* [WORK TO COMPLETE] Extract from the listing each line in which the word "empresas" appears.

:: SUPPLIED RECORDS ::

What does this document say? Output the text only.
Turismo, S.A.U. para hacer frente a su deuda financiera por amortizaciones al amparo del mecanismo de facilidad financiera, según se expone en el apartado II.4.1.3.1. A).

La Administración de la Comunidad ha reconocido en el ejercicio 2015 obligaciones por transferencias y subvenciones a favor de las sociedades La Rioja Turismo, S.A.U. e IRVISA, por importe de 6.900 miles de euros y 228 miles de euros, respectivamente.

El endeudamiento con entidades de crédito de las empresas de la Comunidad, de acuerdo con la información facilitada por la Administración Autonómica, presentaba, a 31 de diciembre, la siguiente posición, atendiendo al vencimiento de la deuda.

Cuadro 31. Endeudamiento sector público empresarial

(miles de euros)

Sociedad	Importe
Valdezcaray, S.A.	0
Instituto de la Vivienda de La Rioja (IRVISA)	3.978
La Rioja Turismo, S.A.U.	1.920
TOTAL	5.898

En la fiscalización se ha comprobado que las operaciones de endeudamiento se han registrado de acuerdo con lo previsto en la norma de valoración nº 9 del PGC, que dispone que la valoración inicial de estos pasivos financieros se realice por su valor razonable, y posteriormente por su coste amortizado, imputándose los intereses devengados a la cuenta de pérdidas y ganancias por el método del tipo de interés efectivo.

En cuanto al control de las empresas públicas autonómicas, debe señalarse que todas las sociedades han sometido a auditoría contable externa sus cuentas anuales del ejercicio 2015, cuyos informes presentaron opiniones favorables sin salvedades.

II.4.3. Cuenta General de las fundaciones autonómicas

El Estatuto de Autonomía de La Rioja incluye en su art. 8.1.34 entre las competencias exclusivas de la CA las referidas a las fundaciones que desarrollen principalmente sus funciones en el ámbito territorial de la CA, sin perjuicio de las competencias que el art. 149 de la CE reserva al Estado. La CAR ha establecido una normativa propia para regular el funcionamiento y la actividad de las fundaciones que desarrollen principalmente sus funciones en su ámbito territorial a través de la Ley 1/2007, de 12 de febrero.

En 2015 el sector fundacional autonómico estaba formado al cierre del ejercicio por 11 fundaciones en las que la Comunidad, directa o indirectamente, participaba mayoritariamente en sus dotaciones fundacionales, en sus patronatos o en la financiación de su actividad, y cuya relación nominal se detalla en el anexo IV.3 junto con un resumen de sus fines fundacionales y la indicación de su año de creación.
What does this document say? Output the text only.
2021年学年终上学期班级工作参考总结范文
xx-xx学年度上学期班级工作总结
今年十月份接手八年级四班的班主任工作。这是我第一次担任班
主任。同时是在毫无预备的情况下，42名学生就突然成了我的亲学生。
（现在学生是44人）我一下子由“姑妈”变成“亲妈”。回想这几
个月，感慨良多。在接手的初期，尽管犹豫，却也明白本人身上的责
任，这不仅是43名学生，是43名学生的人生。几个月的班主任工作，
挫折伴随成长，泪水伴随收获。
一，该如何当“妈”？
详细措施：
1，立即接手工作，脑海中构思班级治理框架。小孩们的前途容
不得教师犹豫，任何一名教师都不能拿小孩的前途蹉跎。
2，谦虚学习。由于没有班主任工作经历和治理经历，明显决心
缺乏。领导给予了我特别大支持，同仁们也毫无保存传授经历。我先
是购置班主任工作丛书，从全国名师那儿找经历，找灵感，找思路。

:::

* [CORRECT ANSWER]
El endeudamiento con entidades de crédito de las empresas de la Comunidad, de acuerdo con la información facilitada por la Administración Autonómica, presentaba, a 31 de diciembre, la siguiente posición, atendiendo al vencimiento de la deuda.
En cuanto al control de las empresas públicas autonómicas, debe señalarse que todas las sociedades han sometido a auditoría contable externa sus cuentas anuales del ejercicio 2015, cuyos informes presentaron opiniones favorables sin salvedades.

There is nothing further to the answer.